**Your task**
Rewrite these rows, switching each "radio-circle" to "radio-dot" and keeping everything else the same. Leave the pictures out of your answer.

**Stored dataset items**
** Start **

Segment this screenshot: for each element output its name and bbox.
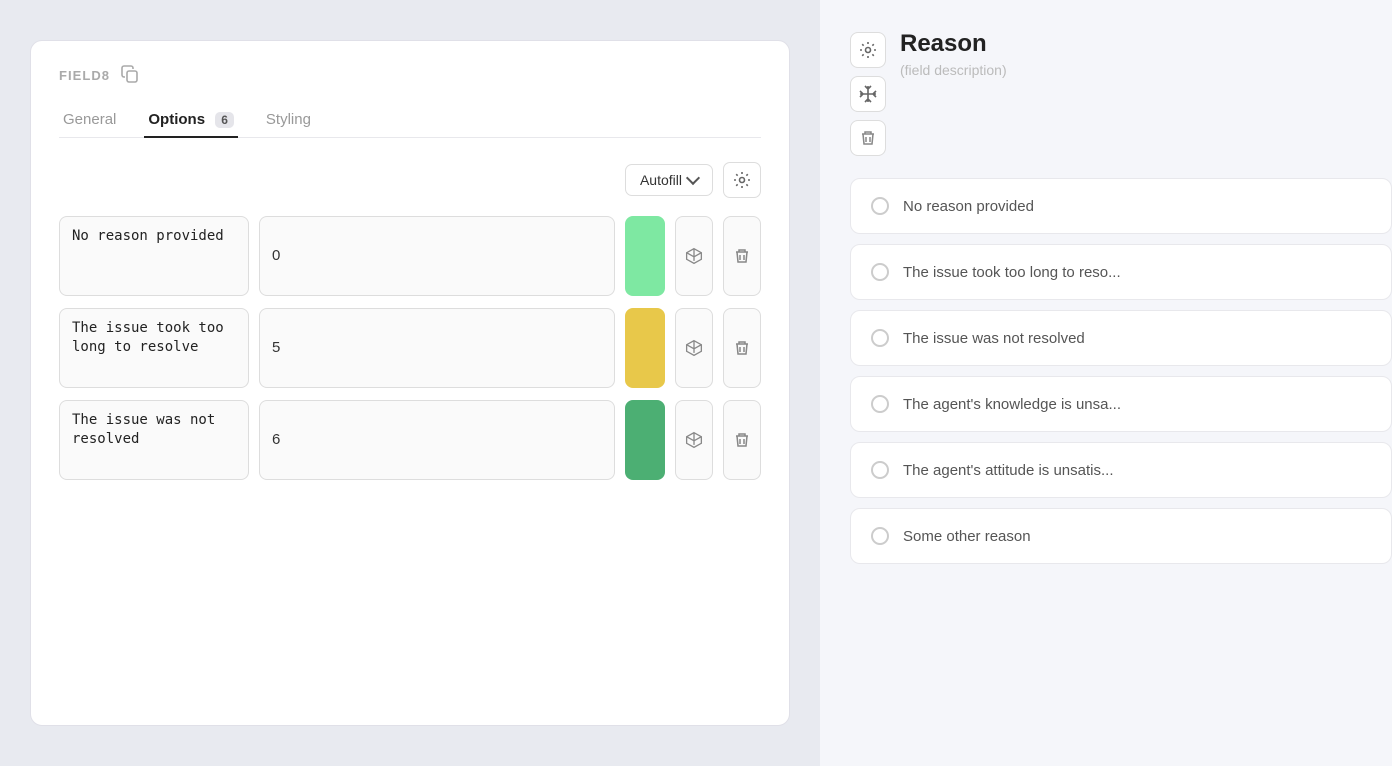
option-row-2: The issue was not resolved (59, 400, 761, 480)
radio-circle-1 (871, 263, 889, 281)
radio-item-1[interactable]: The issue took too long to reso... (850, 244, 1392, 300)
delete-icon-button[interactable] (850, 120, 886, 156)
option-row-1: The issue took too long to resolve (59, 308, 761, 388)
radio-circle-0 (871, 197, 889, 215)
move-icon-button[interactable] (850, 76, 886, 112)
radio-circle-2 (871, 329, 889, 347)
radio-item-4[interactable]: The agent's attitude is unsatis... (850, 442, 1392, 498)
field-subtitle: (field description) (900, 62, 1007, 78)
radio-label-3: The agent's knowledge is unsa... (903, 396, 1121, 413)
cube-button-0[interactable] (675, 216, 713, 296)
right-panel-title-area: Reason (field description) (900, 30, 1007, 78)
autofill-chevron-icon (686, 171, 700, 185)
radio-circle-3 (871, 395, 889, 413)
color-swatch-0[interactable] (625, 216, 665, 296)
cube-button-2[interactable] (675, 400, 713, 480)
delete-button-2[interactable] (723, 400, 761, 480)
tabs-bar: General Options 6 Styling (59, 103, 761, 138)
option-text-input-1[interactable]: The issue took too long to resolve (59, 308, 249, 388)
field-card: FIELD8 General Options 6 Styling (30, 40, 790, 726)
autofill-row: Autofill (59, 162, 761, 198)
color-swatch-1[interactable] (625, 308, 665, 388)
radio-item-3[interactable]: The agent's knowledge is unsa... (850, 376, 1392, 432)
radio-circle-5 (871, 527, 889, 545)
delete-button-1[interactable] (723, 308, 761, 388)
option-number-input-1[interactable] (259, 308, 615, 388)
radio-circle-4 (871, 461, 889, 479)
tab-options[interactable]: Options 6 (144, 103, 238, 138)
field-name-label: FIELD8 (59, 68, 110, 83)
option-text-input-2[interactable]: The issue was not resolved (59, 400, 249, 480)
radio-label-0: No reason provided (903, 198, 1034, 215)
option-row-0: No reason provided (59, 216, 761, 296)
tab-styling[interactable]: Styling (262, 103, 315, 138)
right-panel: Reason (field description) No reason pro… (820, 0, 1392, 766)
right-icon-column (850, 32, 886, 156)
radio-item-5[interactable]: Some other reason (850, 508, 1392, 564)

** End **

**Task response**
Segment this screenshot: for each element output its name and bbox.
option-row-2: The issue was not resolved (59, 400, 761, 480)
radio-dot-1 (871, 263, 889, 281)
radio-item-1[interactable]: The issue took too long to reso... (850, 244, 1392, 300)
delete-icon-button[interactable] (850, 120, 886, 156)
option-row-1: The issue took too long to resolve (59, 308, 761, 388)
radio-dot-0 (871, 197, 889, 215)
move-icon-button[interactable] (850, 76, 886, 112)
radio-dot-2 (871, 329, 889, 347)
radio-item-4[interactable]: The agent's attitude is unsatis... (850, 442, 1392, 498)
field-subtitle: (field description) (900, 62, 1007, 78)
radio-label-3: The agent's knowledge is unsa... (903, 396, 1121, 413)
cube-button-0[interactable] (675, 216, 713, 296)
right-panel-title-area: Reason (field description) (900, 30, 1007, 78)
autofill-chevron-icon (686, 171, 700, 185)
radio-dot-3 (871, 395, 889, 413)
color-swatch-0[interactable] (625, 216, 665, 296)
cube-button-2[interactable] (675, 400, 713, 480)
delete-button-2[interactable] (723, 400, 761, 480)
tabs-bar: General Options 6 Styling (59, 103, 761, 138)
option-text-input-1[interactable]: The issue took too long to resolve (59, 308, 249, 388)
field-card: FIELD8 General Options 6 Styling (30, 40, 790, 726)
autofill-row: Autofill (59, 162, 761, 198)
color-swatch-1[interactable] (625, 308, 665, 388)
radio-item-3[interactable]: The agent's knowledge is unsa... (850, 376, 1392, 432)
radio-dot-5 (871, 527, 889, 545)
delete-button-1[interactable] (723, 308, 761, 388)
option-number-input-1[interactable] (259, 308, 615, 388)
radio-dot-4 (871, 461, 889, 479)
tab-options[interactable]: Options 6 (144, 103, 238, 138)
field-name-label: FIELD8 (59, 68, 110, 83)
option-text-input-2[interactable]: The issue was not resolved (59, 400, 249, 480)
radio-label-0: No reason provided (903, 198, 1034, 215)
option-row-0: No reason provided (59, 216, 761, 296)
tab-styling[interactable]: Styling (262, 103, 315, 138)
right-panel: Reason (field description) No reason pro… (820, 0, 1392, 766)
right-icon-column (850, 32, 886, 156)
radio-item-5[interactable]: Some other reason (850, 508, 1392, 564)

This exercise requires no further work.